[Data items]
◇ ◇ ◇ ◇ ◇

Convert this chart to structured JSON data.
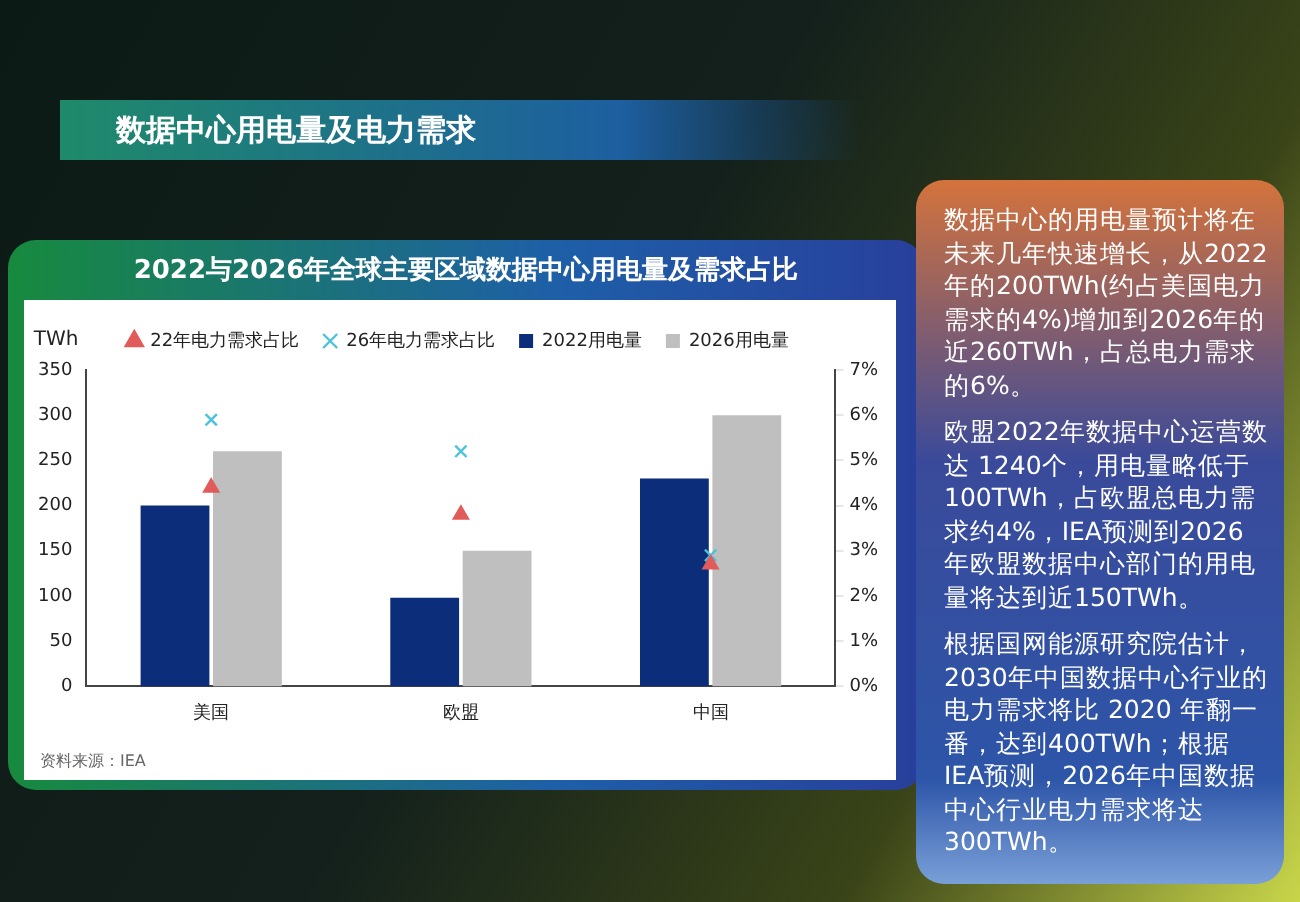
{
  "chart_data": {
    "type": "bar",
    "subtitle": "数据中心用电量及电力需求",
    "title": "2022与2026年全球主要区域数据中心用电量及需求占比",
    "ylabel": "TWh",
    "categories": [
      "美国",
      "欧盟",
      "中国"
    ],
    "series": [
      {
        "name": "2022用电量",
        "color": "#0b2d7a",
        "values": [
          200,
          98,
          230
        ]
      },
      {
        "name": "2026用电量",
        "color": "#bfbfbf",
        "values": [
          260,
          150,
          300
        ]
      },
      {
        "name": "22年电力需求占比",
        "type": "scatter",
        "axis": "y2",
        "marker": "triangle",
        "color": "#e25b5b",
        "x": [
          "美国",
          "欧盟",
          "中国"
        ],
        "values": [
          4.4,
          3.8,
          2.7
        ]
      },
      {
        "name": "26年电力需求占比",
        "type": "scatter",
        "axis": "y2",
        "marker": "cross",
        "color": "#4cc3dc",
        "x": [
          "美国",
          "欧盟",
          "中国"
        ],
        "values": [
          5.9,
          5.2,
          2.9
        ]
      }
    ],
    "ylim": [
      0,
      350
    ],
    "yticks": [
      0,
      50,
      100,
      150,
      200,
      250,
      300,
      350
    ],
    "y2lim": [
      0,
      7
    ],
    "y2ticks": [
      {
        "value": 0,
        "label": "0%"
      },
      {
        "value": 1,
        "label": "1%"
      },
      {
        "value": 2,
        "label": "2%"
      },
      {
        "value": 3,
        "label": "3%"
      },
      {
        "value": 4,
        "label": "4%"
      },
      {
        "value": 5,
        "label": "5%"
      },
      {
        "value": 6,
        "label": "6%"
      },
      {
        "value": 7,
        "label": "7%"
      }
    ],
    "legend": "top",
    "grid": false,
    "annotations": [
      "数据中心的用电量预计将在未来几年快速增长，从2022年的200TWh(约占美国电力需求的4%)增加到2026年的近260TWh，占总电力需求的6%。",
      "欧盟2022年数据中心运营数达 1240个，用电量略低于 100TWh，占欧盟总电力需求约4%，IEA预测到2026年欧盟数据中心部门的用电量将达到近150TWh。",
      "根据国网能源研究院估计，2030年中国数据中心行业的电力需求将比 2020 年翻一番，达到400TWh；根据IEA预测，2026年中国数据中心行业电力需求将达300TWh。",
      "资料来源：IEA"
    ]
  }
}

◇ ◇ ◇ ◇ ◇

● TASK
Report all lines of the data that include the word "color".

● SOLUTION
        "color": "#0b2d7a",
        "color": "#bfbfbf",
        "color": "#e25b5b",
        "color": "#4cc3dc",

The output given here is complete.